**REQUEST**
Work out how many lines in the entries contain the string "BLACK", and give nothing but that number.

**RECORDED INFORMATION**
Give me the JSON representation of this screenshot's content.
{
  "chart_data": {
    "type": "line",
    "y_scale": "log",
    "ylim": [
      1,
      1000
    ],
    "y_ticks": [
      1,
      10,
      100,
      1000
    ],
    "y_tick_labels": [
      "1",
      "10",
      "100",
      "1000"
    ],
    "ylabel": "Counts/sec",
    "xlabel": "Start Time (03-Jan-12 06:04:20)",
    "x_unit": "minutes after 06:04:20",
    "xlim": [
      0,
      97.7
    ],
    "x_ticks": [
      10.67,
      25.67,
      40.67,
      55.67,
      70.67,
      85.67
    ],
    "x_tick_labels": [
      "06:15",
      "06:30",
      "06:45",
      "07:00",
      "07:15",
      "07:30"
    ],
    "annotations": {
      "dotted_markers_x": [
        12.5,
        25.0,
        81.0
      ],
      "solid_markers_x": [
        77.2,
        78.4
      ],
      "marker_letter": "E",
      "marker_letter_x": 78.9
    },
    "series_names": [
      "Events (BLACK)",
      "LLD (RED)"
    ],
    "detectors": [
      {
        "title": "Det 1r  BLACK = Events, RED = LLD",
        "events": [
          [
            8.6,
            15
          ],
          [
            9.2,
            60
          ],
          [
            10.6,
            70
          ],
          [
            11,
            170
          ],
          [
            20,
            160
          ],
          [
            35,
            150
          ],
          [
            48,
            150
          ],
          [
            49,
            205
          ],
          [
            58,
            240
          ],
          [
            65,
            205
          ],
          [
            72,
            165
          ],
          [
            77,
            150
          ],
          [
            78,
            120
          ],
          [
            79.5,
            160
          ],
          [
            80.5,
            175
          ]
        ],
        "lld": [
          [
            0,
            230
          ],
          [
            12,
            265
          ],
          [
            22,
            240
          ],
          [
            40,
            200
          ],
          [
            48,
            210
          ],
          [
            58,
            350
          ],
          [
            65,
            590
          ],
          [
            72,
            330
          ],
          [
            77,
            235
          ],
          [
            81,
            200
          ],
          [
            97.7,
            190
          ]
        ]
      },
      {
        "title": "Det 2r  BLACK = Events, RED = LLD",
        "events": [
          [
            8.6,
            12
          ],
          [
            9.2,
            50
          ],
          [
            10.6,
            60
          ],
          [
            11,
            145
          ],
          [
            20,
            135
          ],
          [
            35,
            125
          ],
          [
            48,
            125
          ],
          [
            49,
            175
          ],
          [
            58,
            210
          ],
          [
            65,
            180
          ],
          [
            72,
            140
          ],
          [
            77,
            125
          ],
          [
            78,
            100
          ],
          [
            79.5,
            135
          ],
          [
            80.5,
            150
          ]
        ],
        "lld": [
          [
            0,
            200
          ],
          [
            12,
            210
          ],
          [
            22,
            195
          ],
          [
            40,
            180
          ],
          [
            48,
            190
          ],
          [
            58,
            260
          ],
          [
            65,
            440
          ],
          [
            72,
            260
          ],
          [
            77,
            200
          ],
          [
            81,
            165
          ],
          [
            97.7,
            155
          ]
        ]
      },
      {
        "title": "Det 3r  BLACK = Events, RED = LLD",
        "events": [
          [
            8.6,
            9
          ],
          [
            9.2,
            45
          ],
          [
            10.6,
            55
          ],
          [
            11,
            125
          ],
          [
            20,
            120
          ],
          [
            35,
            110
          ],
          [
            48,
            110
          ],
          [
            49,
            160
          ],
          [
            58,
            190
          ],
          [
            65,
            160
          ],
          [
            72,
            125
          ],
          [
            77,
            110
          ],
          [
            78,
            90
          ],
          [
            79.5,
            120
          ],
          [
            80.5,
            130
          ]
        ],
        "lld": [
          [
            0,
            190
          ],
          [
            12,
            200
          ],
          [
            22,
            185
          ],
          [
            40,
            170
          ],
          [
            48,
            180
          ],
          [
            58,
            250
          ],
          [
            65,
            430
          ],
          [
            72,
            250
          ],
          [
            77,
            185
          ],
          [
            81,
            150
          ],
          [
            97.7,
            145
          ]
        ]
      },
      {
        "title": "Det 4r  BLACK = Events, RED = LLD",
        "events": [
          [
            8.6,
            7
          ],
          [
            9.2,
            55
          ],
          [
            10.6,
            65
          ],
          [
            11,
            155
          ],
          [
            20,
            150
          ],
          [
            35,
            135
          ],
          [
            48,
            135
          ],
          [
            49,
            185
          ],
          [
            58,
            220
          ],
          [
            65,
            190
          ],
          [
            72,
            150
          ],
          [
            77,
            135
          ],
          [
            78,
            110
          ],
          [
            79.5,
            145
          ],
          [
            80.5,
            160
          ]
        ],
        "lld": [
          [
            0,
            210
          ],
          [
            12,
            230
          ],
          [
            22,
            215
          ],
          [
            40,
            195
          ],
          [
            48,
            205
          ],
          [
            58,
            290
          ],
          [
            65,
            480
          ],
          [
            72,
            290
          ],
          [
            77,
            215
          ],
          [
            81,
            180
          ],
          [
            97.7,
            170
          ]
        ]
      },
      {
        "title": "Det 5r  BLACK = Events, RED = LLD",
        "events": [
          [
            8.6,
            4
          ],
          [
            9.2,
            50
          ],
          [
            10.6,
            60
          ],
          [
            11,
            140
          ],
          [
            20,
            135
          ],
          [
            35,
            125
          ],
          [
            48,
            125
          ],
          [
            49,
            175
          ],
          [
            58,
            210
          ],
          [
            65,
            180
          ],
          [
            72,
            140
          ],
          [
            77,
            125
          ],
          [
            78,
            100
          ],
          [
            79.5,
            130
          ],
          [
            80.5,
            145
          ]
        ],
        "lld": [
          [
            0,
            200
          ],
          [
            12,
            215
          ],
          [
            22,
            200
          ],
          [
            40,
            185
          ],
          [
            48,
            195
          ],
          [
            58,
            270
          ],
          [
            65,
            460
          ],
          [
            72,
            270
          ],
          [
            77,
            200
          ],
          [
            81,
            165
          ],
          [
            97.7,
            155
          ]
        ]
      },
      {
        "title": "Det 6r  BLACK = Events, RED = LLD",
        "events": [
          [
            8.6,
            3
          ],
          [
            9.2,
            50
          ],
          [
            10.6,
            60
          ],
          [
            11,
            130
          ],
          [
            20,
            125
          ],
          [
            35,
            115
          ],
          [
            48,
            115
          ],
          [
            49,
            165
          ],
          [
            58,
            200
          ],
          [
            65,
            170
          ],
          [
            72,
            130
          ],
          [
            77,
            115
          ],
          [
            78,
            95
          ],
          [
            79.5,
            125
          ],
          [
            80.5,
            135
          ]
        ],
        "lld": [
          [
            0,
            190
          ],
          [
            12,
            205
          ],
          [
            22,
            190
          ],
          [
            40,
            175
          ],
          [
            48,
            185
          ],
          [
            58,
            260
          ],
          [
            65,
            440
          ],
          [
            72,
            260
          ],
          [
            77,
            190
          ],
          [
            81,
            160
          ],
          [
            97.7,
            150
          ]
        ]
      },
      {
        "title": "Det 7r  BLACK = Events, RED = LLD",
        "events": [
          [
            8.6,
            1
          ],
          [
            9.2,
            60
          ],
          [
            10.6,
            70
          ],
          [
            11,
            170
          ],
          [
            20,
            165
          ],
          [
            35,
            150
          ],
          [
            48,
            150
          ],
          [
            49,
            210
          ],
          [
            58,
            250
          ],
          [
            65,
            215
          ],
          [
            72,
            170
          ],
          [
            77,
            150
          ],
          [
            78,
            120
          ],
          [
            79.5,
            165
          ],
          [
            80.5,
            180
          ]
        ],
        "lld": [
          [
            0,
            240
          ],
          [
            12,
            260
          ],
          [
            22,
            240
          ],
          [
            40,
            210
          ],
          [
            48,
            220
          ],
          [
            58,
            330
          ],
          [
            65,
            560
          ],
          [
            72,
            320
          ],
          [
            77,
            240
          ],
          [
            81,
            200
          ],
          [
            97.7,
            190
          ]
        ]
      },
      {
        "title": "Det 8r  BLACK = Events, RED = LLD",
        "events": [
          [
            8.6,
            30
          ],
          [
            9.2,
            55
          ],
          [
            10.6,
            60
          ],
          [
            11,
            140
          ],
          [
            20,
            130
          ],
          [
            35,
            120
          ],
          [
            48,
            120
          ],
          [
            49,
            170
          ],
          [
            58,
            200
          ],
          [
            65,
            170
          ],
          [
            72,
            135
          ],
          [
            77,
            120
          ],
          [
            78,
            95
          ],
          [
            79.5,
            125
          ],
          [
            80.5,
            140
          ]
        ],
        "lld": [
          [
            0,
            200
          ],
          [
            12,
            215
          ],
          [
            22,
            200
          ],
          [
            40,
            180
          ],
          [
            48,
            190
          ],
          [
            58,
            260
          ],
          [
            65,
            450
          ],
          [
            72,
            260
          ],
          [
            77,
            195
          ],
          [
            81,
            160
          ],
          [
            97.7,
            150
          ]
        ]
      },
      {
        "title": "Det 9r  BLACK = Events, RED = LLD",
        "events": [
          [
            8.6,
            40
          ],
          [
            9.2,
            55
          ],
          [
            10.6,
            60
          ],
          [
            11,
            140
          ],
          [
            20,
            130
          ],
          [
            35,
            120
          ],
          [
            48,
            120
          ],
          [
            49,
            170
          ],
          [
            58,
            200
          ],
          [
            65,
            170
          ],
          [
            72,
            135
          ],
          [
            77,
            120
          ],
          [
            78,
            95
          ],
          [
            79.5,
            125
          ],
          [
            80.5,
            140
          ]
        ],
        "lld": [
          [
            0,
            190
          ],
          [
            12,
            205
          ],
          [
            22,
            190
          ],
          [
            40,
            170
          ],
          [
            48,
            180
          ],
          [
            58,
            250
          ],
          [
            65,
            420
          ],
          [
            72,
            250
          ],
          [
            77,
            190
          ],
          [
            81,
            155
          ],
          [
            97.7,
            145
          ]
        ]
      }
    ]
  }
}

**RESPONSE TO THIS EXERCISE**
10